**Written instruction**
Gather all lines from the material that contain the word "color".

***

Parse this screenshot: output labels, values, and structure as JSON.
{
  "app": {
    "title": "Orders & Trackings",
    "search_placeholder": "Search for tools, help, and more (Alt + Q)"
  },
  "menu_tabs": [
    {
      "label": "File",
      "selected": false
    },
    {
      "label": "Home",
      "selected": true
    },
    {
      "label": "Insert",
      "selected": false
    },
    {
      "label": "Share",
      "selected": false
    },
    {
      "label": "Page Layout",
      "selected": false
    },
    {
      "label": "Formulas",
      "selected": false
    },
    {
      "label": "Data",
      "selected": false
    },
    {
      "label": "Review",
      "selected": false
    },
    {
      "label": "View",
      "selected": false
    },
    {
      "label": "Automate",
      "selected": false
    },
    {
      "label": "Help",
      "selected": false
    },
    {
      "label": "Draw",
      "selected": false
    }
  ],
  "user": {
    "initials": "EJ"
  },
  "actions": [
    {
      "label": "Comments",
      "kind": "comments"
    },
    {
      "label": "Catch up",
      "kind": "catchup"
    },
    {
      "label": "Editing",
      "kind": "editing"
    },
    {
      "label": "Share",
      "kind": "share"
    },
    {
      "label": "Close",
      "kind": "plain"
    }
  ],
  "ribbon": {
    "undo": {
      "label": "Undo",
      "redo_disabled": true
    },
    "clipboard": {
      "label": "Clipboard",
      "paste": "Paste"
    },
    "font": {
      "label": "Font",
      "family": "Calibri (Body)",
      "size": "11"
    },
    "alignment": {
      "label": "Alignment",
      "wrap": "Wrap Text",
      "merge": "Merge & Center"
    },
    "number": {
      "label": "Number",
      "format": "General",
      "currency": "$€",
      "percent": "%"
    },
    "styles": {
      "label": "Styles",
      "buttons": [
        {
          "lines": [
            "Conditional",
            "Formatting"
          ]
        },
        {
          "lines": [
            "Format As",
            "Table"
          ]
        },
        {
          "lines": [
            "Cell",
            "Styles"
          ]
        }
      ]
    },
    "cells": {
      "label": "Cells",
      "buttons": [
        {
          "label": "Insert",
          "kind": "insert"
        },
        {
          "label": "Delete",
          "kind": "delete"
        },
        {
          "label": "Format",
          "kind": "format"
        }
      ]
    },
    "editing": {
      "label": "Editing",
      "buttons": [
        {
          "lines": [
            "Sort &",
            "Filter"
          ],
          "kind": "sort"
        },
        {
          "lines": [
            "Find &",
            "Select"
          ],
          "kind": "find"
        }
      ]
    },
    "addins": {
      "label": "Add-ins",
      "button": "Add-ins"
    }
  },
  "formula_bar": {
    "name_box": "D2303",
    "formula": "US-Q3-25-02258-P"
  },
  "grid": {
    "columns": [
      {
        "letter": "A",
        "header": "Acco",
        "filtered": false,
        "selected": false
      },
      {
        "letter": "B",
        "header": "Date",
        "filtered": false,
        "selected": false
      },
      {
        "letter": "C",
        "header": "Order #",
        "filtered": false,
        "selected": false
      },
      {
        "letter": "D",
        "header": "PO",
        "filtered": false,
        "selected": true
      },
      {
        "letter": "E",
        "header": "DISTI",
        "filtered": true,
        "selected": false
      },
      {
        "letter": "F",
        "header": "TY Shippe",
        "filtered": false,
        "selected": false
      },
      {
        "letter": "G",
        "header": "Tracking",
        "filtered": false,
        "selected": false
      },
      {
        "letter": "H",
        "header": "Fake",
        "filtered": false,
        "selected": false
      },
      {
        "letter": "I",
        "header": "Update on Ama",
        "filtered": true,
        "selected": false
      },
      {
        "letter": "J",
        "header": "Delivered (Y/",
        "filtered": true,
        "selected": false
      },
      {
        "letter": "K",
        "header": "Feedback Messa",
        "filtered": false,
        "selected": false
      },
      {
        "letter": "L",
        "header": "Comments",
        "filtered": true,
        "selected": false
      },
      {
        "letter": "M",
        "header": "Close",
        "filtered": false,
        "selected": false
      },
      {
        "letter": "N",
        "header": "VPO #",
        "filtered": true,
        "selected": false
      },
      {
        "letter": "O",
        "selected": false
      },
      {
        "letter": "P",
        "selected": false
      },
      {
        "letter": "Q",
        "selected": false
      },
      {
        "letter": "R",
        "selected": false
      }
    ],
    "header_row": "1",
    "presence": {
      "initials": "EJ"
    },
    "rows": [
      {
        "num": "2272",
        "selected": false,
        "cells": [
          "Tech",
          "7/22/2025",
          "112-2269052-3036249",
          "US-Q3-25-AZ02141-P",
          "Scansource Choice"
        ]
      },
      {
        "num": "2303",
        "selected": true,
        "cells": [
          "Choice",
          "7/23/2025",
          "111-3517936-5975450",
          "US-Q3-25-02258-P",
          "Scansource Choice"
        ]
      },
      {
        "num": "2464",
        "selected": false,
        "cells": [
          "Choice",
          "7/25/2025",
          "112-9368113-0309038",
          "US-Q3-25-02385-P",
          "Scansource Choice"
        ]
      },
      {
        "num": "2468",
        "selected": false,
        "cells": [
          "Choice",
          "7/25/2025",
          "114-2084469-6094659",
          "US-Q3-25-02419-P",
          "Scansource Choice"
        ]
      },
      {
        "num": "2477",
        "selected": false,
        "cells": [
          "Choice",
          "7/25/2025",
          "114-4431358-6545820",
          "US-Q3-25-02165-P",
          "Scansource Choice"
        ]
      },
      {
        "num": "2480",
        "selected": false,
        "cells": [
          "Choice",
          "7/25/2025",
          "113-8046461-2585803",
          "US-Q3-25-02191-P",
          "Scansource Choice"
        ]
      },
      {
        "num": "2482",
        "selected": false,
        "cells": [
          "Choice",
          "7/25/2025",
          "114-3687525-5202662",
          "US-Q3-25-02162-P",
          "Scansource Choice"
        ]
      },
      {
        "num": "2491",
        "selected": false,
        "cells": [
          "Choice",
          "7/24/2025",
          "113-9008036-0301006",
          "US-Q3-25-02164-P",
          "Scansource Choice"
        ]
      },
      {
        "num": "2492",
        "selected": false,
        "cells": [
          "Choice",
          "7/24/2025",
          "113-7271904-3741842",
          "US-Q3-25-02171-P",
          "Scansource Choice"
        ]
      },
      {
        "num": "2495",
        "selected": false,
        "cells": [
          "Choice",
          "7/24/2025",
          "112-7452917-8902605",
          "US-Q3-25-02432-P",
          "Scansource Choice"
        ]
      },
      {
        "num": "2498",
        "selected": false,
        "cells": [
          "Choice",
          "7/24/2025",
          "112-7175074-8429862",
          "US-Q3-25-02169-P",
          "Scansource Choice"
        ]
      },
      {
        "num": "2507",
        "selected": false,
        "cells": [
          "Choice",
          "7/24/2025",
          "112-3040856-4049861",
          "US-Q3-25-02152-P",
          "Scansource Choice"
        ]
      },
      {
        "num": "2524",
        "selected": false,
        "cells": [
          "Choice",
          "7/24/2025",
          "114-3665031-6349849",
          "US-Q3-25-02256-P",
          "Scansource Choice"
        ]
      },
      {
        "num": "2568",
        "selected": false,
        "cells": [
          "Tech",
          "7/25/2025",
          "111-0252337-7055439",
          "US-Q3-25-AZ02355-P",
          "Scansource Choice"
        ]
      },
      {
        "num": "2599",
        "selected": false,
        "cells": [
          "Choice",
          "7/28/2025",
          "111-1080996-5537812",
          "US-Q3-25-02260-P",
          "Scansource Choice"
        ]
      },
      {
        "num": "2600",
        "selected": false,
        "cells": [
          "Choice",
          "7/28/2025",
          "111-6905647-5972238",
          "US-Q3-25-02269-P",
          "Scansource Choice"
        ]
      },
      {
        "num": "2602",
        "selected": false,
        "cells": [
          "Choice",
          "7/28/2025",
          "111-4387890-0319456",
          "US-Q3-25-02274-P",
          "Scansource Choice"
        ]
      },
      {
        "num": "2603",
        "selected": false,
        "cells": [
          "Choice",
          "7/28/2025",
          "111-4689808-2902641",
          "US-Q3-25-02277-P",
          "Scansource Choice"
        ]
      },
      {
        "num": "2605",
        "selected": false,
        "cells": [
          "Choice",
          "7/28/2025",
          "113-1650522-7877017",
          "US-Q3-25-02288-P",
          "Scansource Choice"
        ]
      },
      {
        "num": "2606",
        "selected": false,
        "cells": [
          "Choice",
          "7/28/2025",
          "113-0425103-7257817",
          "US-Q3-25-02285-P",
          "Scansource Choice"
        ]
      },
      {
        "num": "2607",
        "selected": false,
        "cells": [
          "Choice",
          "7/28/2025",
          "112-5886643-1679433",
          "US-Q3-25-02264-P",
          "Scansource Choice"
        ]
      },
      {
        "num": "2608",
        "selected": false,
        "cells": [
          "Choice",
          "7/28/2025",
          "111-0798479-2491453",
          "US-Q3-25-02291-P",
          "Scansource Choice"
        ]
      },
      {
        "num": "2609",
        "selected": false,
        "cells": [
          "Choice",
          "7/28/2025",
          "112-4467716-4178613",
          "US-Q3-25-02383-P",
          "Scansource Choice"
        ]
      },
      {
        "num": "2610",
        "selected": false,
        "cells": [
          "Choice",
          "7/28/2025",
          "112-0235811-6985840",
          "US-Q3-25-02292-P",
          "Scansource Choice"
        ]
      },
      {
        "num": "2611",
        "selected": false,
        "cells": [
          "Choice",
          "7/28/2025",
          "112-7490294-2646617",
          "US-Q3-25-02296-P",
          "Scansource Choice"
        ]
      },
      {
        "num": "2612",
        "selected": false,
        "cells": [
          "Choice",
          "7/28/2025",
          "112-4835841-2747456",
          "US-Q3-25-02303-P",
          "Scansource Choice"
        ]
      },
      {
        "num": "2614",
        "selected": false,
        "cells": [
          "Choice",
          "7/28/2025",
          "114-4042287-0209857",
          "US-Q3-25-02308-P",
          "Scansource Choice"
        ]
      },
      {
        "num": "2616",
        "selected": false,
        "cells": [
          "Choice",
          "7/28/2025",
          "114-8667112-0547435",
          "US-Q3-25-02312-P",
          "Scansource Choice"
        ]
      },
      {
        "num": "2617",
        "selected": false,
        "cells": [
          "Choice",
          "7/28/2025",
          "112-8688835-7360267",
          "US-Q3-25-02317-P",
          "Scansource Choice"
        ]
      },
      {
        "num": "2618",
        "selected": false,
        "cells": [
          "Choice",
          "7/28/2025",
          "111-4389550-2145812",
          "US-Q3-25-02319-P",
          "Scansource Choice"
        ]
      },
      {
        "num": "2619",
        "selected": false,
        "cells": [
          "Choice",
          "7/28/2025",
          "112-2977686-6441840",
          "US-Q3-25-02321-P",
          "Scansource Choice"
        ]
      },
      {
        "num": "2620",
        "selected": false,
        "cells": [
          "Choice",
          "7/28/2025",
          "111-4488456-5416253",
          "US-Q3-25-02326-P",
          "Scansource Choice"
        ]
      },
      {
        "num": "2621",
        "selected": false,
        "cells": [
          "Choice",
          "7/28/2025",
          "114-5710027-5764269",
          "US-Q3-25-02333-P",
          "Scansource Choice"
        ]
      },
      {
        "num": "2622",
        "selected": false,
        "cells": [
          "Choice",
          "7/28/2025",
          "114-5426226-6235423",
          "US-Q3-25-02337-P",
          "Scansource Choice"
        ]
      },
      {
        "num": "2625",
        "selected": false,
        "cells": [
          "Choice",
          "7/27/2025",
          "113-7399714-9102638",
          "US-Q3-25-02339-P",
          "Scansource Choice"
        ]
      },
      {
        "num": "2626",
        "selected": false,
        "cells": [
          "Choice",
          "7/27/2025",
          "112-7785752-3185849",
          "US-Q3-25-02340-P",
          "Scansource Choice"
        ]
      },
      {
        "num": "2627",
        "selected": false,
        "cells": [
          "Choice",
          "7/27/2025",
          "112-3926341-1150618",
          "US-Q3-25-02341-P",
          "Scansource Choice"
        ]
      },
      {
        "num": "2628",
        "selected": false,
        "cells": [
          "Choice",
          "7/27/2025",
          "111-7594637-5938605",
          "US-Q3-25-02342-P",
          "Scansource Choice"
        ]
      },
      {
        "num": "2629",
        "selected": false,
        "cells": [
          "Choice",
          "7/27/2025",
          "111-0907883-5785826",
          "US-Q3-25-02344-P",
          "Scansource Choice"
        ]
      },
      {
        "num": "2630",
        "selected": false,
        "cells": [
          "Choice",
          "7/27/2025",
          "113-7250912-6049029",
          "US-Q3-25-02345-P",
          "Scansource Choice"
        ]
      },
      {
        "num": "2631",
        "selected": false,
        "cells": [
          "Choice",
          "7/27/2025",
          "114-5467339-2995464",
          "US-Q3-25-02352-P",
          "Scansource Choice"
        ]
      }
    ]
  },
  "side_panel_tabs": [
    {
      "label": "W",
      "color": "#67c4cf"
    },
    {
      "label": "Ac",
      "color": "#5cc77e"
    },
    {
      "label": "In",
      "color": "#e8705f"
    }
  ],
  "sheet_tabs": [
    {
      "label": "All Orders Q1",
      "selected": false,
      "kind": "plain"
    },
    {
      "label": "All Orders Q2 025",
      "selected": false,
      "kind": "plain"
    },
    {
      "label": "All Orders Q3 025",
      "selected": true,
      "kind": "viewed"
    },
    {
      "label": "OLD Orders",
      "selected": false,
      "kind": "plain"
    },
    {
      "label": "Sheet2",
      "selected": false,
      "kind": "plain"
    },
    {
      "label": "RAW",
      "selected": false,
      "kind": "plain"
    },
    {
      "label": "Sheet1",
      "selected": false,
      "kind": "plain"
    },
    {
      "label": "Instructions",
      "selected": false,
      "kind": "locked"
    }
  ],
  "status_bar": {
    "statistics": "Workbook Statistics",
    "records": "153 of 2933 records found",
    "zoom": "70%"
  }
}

***

**Solution for this exercise**
      "color": "#67c4cf"
      "color": "#5cc77e"
      "color": "#e8705f"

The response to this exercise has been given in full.